• Aim of the task:
Tally every line of the material that includes "дітей", then give the tally and nothing else.

===== Source data =====

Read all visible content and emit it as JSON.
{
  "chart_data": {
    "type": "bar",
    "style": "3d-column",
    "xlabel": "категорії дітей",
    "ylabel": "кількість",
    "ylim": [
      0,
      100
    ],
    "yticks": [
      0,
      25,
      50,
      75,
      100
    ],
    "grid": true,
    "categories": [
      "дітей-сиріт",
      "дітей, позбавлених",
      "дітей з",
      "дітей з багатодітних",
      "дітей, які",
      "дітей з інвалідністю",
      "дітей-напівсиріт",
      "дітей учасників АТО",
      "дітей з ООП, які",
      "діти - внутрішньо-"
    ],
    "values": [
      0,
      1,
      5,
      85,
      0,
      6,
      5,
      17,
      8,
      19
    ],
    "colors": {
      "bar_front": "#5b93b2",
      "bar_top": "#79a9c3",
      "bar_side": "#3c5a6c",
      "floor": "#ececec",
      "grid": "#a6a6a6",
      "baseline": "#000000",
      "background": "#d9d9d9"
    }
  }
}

=====

• Task result:
10